All lines in the data that hold the word "from" need copying.

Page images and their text
★ ★ ★ ★

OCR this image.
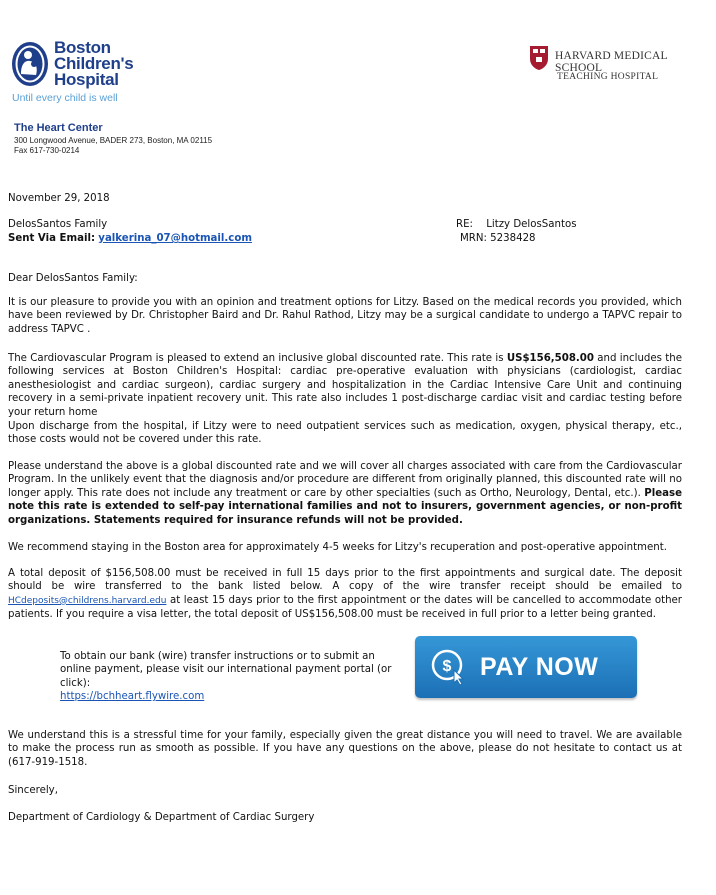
Boston
Children's
Hospital
Until every child is well
HARVARD MEDICAL SCHOOL
TEACHING HOSPITAL
The Heart Center
300 Longwood Avenue, BADER 273, Boston, MA 02115
Fax 617-730-0214
November 29, 2018
DelosSantos Family
Sent Via Email: yalkerina_07@hotmail.com
RE: Litzy DelosSantos
MRN: 5238428
Dear DelosSantos Family:
It is our pleasure to provide you with an opinion and treatment options for Litzy. Based on the medical records you provided, which have been reviewed by Dr. Christopher Baird and Dr. Rahul Rathod, Litzy may be a surgical candidate to undergo a TAPVC repair to address TAPVC .
The Cardiovascular Program is pleased to extend an inclusive global discounted rate. This rate is US$156,508.00 and includes the following services at Boston Children's Hospital: cardiac pre-operative evaluation with physicians (cardiologist, cardiac anesthesiologist and cardiac surgeon), cardiac surgery and hospitalization in the Cardiac Intensive Care Unit and continuing recovery in a semi-private inpatient recovery unit. This rate also includes 1 post-discharge cardiac visit and cardiac testing before your return home
Upon discharge from the hospital, if Litzy were to need outpatient services such as medication, oxygen, physical therapy, etc., those costs would not be covered under this rate.
Please understand the above is a global discounted rate and we will cover all charges associated with care from the Cardiovascular Program. In the unlikely event that the diagnosis and/or procedure are different from originally planned, this discounted rate will no longer apply. This rate does not include any treatment or care by other specialties (such as Ortho, Neurology, Dental, etc.). Please note this rate is extended to self-pay international families and not to insurers, government agencies, or non-profit organizations. Statements required for insurance refunds will not be provided.
We recommend staying in the Boston area for approximately 4-5 weeks for Litzy's recuperation and post-operative appointment.
A total deposit of $156,508.00 must be received in full 15 days prior to the first appointments and surgical date. The deposit should be wire transferred to the bank listed below. A copy of the wire transfer receipt should be emailed to HCdeposits@childrens.harvard.edu at least 15 days prior to the first appointment or the dates will be cancelled to accommodate other patients. If you require a visa letter, the total deposit of US$156,508.00 must be received in full prior to a letter being granted.
To obtain our bank (wire) transfer instructions or to submit an online payment, please visit our international payment portal (or click):
https://bchheart.flywire.com
$ PAY NOW
We understand this is a stressful time for your family, especially given the great distance you will need to travel. We are available to make the process run as smooth as possible. If you have any questions on the above, please do not hesitate to contact us at (617-919-1518.
Sincerely,
Department of Cardiology & Department of Cardiac Surgery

★ ★ ★ ★

Answer space:
Upon discharge from the hospital, if Litzy were to need outpatient services such as medication, oxygen, physical therapy, etc., those costs would not be covered under this rate.
Please understand the above is a global discounted rate and we will cover all charges associated with care from the Cardiovascular Program. In the unlikely event that the diagnosis and/or procedure are different from originally planned, this discounted rate will no longer apply. This rate does not include any treatment or care by other specialties (such as Ortho, Neurology, Dental, etc.). Please note this rate is extended to self-pay international families and not to insurers, government agencies, or non-profit organizations. Statements required for insurance refunds will not be provided.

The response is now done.